==== SUPPLIED RECORDS ====

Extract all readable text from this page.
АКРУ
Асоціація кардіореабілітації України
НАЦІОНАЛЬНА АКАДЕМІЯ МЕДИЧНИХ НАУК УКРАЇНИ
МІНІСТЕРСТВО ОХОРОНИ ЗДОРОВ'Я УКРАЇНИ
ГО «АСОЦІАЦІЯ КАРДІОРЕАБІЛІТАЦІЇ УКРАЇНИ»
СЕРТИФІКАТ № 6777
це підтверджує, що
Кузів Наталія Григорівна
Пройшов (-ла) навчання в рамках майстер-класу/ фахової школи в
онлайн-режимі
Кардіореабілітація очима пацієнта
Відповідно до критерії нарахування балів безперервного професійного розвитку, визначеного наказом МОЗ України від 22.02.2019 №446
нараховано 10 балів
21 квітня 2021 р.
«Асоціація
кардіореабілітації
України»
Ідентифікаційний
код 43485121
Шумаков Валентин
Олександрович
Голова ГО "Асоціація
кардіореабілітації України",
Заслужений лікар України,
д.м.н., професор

====

TASK INSTRUCTIONS
Reproduce the data, keeping every line exactly the same.

RESULT FOR THIS TASK
Extract all readable text from this page.
АКРУ
Асоціація кардіореабілітації України
НАЦІОНАЛЬНА АКАДЕМІЯ МЕДИЧНИХ НАУК УКРАЇНИ
МІНІСТЕРСТВО ОХОРОНИ ЗДОРОВ'Я УКРАЇНИ
ГО «АСОЦІАЦІЯ КАРДІОРЕАБІЛІТАЦІЇ УКРАЇНИ»
СЕРТИФІКАТ № 6777
це підтверджує, що
Кузів Наталія Григорівна
Пройшов (-ла) навчання в рамках майстер-класу/ фахової школи в
онлайн-режимі
Кардіореабілітація очима пацієнта
Відповідно до критерії нарахування балів безперервного професійного розвитку, визначеного наказом МОЗ України від 22.02.2019 №446
нараховано 10 балів
21 квітня 2021 р.
«Асоціація
кардіореабілітації
України»
Ідентифікаційний
код 43485121
Шумаков Валентин
Олександрович
Голова ГО "Асоціація
кардіореабілітації України",
Заслужений лікар України,
д.м.н., професор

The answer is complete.